Yeah. Or if you just can't have the kind of relationship that you wish you could for a number of reasons, right? Like if your family is your whole world. It's possible that you feel like you are alone in that little crowd. You know, like the family as a small crowd or as a small mess. in the Arendtian sense.
Aside from that, I would also add as a structural problem, urban planning.
[00:42:31] Ellie: Oh my God, yes.
[00:42:33] David: It's something that we talked about, or at least we touched upon in our episode on neighbors that, you know, the city sometimes feels like this.
[00:42:40] Ellie: I'm like, okay. Yeah. I forgot. No kidding. I do remember that. That was really recent.
I thought you were gonna talk about our city's episode.
[00:42:45] David: Oh yeah. Maybe there are two. But the idea that the city, because of the way it is designed feels like a big hotel. You know, where our only interactions with other people tend to be either transitional or ephemeral or transactional, or we experience interactions as nuisances and as bothersome.
Right. Like when you hear your neighbors in a hotel making noise and you wish they weren't. So all of these things really raise the question. How do you fix something structural without deeper changes that go beyon maybe these more surface slash cosmetic proposals?
[00:43:24] Ellie: Absolutely. And urban planning is such a key feature here.

- [Provided data]:

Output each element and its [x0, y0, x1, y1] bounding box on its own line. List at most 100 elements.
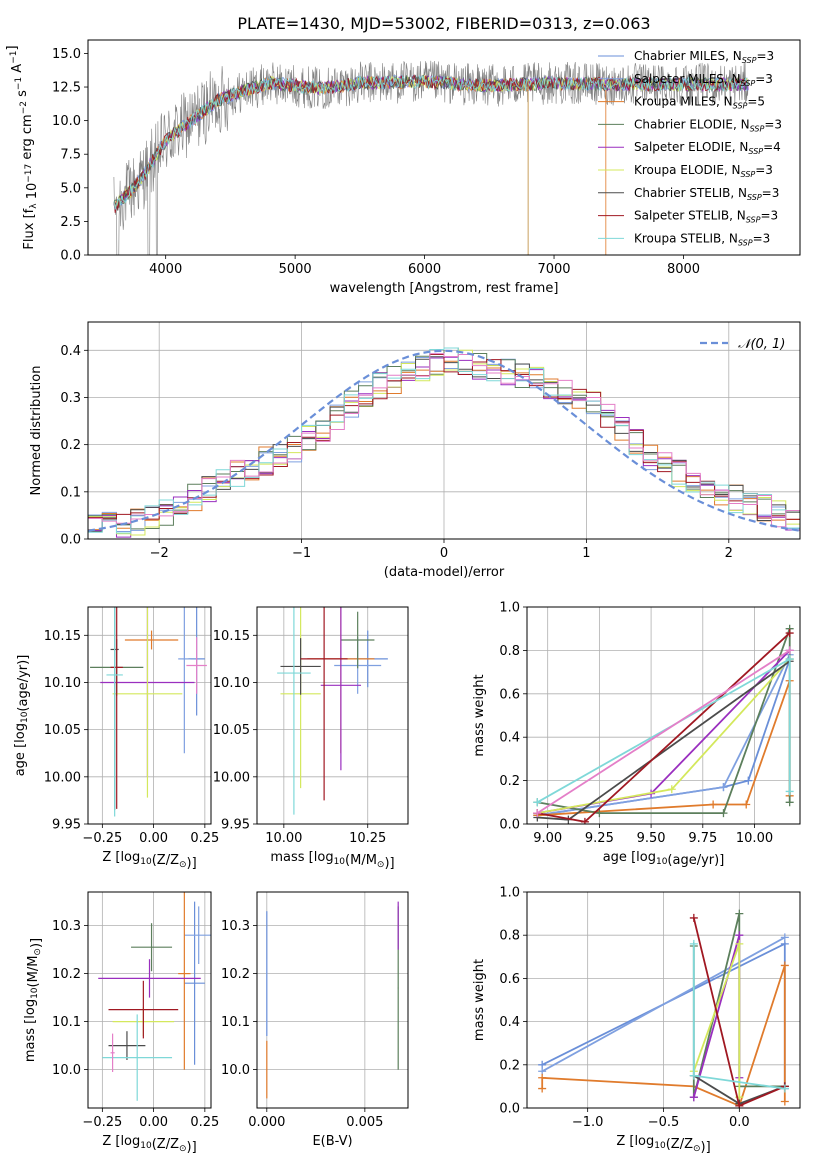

- [Your objective]: Can you print the conversation excerpt between "Aside from that, I" and "was really recent.", inclusive? The data has nothing to do with the conversation excerpt.

- [Complete answer]:
Aside from that, I would also add as a structural problem, urban planning.
[00:42:31] Ellie: Oh my God, yes.
[00:42:33] David: It's something that we talked about, or at least we touched upon in our episode on neighbors that, you know, the city sometimes feels like this.
[00:42:40] Ellie: I'm like, okay. Yeah. I forgot. No kidding. I do remember that. That was really recent.